Nice compilation of the latest female robots – with great music from Wave in Head

PostHeaderIcon Metropolis and the Sexy Female Robot – Is the Book Better Than the Film?

Metropolis is best known for the sexy female robot Maria. I read the book before watching the film to draw a comparison between the book and the film. How many times do we hear that the book is better than the film and can this be said of all genres e.g. war, love stories, human-like robots etc.?

In a book, the words give you everything. They create the landscape, the actions and the characters, yet everyone who reads the book will create a different visual picture.  With a film, we will all see the same picture, hear the same words and digest more or less the same story.

But what about a silent movie?  Without a full dialogue, can a science fiction film like Metropolis really come up with the goods?

A downloaded copy of the book constituted 213 pages.  The story line is a world where people have become numbers, there is a clear situation of ‘them and us’ and ‘man machines’ are the order of the day.  Robot technology is its key.

Metropolis female robot poster

Metropolis female robot poster

The repetitive language seems to drag you along, stealing your freedom of thought and this is extremely clever, for you have become a machine, a robot, like the men in the book who are brain dead from such repetitiveness work duties.  You will have little idea of what is going on, maybe again by design for, part way through the book, it says ‘the hands worked for wages ….. the hands didn’t even know what they were making’.  Unfortunately, this state of mindlessness affects your visual understanding of the erotic dance scene, so Maria doesn’t come across as a sexy female robot.

The film is of the old spool-type quality: think Charlie Chaplin and you’re there.  The first ten minutes include a very touching introduction followed by about forty words or so, all trying to carry the story forward.  Our understanding is therefore almost entirely in the hands of the actors and actresses, who use non-verbal communication to deliver the story.

## Material provided
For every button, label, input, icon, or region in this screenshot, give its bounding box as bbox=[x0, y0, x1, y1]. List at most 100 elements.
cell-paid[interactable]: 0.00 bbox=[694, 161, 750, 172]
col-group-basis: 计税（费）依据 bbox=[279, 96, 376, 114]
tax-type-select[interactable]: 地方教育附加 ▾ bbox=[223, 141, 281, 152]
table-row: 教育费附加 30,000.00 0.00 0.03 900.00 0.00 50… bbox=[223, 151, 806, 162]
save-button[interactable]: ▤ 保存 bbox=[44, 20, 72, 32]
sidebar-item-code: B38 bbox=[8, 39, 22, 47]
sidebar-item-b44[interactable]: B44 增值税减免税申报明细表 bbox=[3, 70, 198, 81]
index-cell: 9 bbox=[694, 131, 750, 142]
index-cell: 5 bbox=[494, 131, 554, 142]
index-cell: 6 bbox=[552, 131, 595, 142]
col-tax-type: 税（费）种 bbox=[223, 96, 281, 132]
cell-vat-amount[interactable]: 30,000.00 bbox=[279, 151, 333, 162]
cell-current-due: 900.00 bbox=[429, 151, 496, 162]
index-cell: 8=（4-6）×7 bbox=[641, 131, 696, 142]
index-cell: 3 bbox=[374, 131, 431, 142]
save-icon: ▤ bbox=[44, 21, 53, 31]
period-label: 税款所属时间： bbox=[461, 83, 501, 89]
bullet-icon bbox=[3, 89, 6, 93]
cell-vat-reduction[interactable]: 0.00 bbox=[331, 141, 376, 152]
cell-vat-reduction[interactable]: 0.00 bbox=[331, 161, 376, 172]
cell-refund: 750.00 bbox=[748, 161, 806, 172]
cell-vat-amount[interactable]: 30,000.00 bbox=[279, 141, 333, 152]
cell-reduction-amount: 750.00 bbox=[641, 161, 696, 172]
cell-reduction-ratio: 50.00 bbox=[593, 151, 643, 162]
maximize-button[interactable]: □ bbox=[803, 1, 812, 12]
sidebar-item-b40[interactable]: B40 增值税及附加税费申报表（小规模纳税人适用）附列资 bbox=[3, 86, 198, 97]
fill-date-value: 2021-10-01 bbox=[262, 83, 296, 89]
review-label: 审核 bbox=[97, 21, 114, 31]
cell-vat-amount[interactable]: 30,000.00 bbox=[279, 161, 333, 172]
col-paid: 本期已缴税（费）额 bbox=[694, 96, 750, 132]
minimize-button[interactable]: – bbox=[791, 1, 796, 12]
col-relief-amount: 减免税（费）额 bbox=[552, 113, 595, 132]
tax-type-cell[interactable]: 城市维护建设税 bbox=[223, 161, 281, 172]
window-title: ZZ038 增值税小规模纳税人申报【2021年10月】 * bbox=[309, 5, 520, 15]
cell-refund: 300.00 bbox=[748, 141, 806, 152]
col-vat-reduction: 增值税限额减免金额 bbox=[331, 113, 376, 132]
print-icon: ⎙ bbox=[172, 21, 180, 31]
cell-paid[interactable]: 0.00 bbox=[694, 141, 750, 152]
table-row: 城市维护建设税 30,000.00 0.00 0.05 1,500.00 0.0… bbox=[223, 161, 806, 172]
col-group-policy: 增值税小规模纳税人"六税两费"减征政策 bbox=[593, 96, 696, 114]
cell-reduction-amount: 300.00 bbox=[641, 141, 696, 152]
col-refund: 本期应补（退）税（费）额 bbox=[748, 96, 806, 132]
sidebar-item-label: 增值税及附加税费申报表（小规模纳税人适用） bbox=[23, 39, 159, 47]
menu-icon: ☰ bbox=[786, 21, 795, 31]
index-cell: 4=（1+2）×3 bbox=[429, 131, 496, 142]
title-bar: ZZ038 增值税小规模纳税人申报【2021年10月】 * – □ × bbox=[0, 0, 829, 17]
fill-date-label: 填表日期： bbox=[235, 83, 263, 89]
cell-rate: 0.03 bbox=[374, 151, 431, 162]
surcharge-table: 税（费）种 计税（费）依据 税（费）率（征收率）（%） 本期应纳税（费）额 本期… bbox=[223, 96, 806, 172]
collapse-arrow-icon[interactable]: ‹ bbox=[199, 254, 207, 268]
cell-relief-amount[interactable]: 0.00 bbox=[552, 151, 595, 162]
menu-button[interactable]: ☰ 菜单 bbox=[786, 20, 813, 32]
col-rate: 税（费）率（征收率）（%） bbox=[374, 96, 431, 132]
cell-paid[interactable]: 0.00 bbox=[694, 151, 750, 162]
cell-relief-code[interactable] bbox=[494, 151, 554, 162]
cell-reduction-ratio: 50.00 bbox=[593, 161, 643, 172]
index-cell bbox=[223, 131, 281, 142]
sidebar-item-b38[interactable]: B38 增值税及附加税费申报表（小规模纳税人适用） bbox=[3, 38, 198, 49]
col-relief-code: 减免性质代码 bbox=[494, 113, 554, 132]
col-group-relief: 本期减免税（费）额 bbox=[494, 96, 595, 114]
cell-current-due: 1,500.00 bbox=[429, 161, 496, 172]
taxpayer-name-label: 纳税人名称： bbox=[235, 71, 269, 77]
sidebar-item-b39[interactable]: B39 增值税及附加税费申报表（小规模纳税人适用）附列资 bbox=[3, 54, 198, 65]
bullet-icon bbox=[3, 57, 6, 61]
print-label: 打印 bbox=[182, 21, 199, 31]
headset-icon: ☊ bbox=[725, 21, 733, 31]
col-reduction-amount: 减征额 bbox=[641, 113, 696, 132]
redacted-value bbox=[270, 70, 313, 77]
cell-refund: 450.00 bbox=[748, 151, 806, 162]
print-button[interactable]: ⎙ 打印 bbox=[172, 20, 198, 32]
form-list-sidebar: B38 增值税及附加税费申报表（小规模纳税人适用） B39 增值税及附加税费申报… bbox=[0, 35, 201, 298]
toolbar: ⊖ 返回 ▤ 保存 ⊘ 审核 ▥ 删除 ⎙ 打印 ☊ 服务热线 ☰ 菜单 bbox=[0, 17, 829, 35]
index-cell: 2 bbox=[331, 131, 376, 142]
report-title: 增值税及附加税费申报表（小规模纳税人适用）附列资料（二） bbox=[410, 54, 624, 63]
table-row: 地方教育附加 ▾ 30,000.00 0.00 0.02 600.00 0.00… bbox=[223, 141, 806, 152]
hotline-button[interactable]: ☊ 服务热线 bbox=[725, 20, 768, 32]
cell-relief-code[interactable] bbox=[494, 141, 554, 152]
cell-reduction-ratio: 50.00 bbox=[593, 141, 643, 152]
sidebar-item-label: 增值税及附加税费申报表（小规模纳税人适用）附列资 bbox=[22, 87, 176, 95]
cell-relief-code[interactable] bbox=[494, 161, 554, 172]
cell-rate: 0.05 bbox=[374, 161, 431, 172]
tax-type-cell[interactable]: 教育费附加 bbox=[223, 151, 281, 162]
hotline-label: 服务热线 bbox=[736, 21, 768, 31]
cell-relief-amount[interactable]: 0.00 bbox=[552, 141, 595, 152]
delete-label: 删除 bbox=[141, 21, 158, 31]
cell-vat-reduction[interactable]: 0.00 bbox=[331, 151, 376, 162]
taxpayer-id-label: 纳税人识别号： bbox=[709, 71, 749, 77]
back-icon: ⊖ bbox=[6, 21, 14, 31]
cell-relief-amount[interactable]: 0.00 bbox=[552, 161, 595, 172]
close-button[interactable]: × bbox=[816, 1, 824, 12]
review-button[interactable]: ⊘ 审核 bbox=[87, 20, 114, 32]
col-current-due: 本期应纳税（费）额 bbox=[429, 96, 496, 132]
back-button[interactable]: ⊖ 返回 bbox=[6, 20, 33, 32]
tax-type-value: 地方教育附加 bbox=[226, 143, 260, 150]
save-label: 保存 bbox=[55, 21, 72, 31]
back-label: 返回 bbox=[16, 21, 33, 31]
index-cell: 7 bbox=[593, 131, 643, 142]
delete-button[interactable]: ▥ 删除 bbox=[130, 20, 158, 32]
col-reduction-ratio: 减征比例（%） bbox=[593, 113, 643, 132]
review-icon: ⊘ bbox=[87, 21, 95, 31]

## Your tasks
[A] Answer these questions from the post on Metropolis:
(i) What is the name of the female robot Metropolis is best known for?
(ii) How many pages did the downloaded copy of the book run to?
(iii) Which figure does the text invoke to describe the film's old spool-type quality?
[B] According to the post on Metropolis, why doesn't Maria come across as a sexy female robot in the book? Answer in one to three sentences.

## Responses to the tasks
[A]
(i) Maria.
(ii) 213 pages.
(iii) Charlie Chaplin.

[B] The book's repetitive language drags the reader along and takes away their freedom of thought, leaving them in a state of mindlessness like the machine-like men in the story. This mindlessness affects the reader's visual understanding of the erotic dance scene, so Maria doesn't come across as sexy.